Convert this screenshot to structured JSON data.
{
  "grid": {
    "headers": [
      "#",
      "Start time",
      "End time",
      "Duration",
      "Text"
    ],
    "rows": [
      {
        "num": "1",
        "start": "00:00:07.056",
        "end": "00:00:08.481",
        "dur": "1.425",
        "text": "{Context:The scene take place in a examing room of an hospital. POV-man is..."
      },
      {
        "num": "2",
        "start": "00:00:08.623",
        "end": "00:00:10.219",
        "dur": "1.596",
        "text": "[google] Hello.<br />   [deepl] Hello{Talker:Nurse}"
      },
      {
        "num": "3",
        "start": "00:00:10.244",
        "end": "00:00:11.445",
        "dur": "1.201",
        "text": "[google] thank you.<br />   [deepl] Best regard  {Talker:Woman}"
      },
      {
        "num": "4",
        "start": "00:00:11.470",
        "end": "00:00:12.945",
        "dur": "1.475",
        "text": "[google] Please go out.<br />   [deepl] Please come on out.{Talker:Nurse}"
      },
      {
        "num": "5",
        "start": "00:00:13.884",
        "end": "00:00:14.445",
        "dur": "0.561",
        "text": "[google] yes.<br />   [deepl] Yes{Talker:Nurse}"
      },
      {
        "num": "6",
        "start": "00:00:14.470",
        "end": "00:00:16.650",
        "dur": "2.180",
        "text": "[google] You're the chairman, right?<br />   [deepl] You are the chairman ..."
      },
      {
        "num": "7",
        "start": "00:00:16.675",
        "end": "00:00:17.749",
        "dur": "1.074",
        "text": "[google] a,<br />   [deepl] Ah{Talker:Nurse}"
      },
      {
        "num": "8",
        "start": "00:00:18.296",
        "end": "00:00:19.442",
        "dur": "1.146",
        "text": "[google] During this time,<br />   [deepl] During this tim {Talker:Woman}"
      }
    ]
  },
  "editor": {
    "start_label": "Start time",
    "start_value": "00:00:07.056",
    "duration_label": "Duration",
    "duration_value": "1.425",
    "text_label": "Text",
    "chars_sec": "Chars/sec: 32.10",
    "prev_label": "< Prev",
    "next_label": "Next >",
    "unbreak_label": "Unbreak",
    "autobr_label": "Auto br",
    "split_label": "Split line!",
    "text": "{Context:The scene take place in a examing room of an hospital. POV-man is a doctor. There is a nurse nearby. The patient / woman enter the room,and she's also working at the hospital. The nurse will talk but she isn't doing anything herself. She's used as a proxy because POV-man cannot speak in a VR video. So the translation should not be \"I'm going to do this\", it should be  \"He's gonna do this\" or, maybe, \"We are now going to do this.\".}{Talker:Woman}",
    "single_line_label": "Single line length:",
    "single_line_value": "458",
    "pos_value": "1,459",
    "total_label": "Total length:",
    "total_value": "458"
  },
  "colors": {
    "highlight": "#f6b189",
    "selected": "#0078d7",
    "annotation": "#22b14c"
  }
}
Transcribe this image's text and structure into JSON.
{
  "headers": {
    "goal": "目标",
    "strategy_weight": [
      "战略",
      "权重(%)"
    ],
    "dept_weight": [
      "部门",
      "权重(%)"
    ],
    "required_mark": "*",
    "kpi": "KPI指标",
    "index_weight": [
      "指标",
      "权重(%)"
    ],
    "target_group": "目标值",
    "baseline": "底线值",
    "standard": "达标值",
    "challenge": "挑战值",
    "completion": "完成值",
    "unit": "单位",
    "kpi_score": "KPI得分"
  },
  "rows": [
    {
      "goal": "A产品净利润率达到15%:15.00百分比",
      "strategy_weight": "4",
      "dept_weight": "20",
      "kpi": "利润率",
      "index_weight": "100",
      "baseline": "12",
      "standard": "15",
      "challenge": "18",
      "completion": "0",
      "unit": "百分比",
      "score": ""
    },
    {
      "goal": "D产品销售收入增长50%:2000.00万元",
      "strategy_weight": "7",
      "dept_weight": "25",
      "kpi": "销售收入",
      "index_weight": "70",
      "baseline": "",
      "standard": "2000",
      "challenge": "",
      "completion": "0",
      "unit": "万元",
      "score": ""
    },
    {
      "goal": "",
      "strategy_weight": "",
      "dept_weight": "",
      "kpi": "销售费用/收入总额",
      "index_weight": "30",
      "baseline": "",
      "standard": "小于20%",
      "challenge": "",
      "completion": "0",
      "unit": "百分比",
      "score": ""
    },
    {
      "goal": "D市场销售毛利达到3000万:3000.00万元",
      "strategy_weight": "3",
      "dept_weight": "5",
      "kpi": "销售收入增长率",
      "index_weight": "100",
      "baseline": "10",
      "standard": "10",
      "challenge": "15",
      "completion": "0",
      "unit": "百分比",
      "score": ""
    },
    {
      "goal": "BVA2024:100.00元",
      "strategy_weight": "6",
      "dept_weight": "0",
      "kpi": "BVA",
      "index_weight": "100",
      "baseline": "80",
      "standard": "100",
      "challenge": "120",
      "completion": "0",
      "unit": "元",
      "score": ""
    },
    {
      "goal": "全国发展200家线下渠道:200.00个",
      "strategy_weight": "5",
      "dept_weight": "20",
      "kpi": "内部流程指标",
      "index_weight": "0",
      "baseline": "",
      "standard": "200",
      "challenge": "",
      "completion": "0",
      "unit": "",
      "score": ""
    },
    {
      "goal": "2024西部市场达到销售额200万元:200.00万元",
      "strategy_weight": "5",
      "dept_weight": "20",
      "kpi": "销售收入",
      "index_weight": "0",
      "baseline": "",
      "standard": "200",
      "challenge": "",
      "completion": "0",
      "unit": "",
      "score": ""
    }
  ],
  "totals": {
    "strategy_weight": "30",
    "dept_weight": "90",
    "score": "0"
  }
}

════════════════

* What to work on:
Count how many lines contain "JSON" and give only that count.

* Written response:
2